━━━━━ Records shown ━━━━━

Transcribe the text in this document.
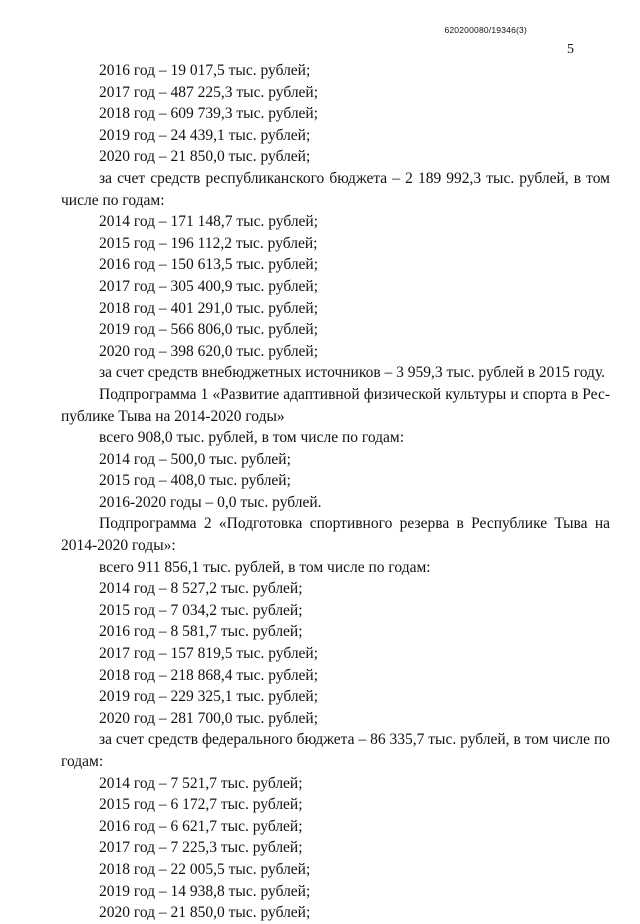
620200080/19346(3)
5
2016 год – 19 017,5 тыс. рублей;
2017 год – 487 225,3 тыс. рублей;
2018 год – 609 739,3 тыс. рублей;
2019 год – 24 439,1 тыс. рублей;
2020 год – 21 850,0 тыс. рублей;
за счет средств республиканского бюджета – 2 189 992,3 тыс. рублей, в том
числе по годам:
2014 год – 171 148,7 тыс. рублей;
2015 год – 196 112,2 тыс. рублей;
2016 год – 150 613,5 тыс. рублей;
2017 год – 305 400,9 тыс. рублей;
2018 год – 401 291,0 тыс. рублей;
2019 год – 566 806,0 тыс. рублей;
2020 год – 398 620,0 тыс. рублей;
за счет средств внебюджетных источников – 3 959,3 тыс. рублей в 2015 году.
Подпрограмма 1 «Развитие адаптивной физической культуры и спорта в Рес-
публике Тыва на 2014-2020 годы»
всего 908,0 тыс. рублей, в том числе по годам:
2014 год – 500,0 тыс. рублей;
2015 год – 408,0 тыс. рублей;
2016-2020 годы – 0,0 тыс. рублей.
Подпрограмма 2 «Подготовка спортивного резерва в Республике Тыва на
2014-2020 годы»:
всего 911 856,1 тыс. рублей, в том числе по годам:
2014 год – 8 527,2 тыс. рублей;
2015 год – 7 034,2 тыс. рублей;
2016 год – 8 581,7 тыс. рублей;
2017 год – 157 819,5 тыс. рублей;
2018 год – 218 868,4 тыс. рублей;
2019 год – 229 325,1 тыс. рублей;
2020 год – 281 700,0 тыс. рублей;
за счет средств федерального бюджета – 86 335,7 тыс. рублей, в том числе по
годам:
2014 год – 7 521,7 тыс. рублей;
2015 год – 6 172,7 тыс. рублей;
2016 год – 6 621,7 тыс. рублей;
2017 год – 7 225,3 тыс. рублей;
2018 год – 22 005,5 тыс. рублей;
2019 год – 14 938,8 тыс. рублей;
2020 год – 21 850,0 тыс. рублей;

━━━━━

* [Exercise directions]
Quote every record above exactly, leaving out the pictures.

* [Solved problem]
Transcribe the text in this document.
620200080/19346(3)
5
2016 год – 19 017,5 тыс. рублей;
2017 год – 487 225,3 тыс. рублей;
2018 год – 609 739,3 тыс. рублей;
2019 год – 24 439,1 тыс. рублей;
2020 год – 21 850,0 тыс. рублей;
за счет средств республиканского бюджета – 2 189 992,3 тыс. рублей, в том
числе по годам:
2014 год – 171 148,7 тыс. рублей;
2015 год – 196 112,2 тыс. рублей;
2016 год – 150 613,5 тыс. рублей;
2017 год – 305 400,9 тыс. рублей;
2018 год – 401 291,0 тыс. рублей;
2019 год – 566 806,0 тыс. рублей;
2020 год – 398 620,0 тыс. рублей;
за счет средств внебюджетных источников – 3 959,3 тыс. рублей в 2015 году.
Подпрограмма 1 «Развитие адаптивной физической культуры и спорта в Рес-
публике Тыва на 2014-2020 годы»
всего 908,0 тыс. рублей, в том числе по годам:
2014 год – 500,0 тыс. рублей;
2015 год – 408,0 тыс. рублей;
2016-2020 годы – 0,0 тыс. рублей.
Подпрограмма 2 «Подготовка спортивного резерва в Республике Тыва на
2014-2020 годы»:
всего 911 856,1 тыс. рублей, в том числе по годам:
2014 год – 8 527,2 тыс. рублей;
2015 год – 7 034,2 тыс. рублей;
2016 год – 8 581,7 тыс. рублей;
2017 год – 157 819,5 тыс. рублей;
2018 год – 218 868,4 тыс. рублей;
2019 год – 229 325,1 тыс. рублей;
2020 год – 281 700,0 тыс. рублей;
за счет средств федерального бюджета – 86 335,7 тыс. рублей, в том числе по
годам:
2014 год – 7 521,7 тыс. рублей;
2015 год – 6 172,7 тыс. рублей;
2016 год – 6 621,7 тыс. рублей;
2017 год – 7 225,3 тыс. рублей;
2018 год – 22 005,5 тыс. рублей;
2019 год – 14 938,8 тыс. рублей;
2020 год – 21 850,0 тыс. рублей;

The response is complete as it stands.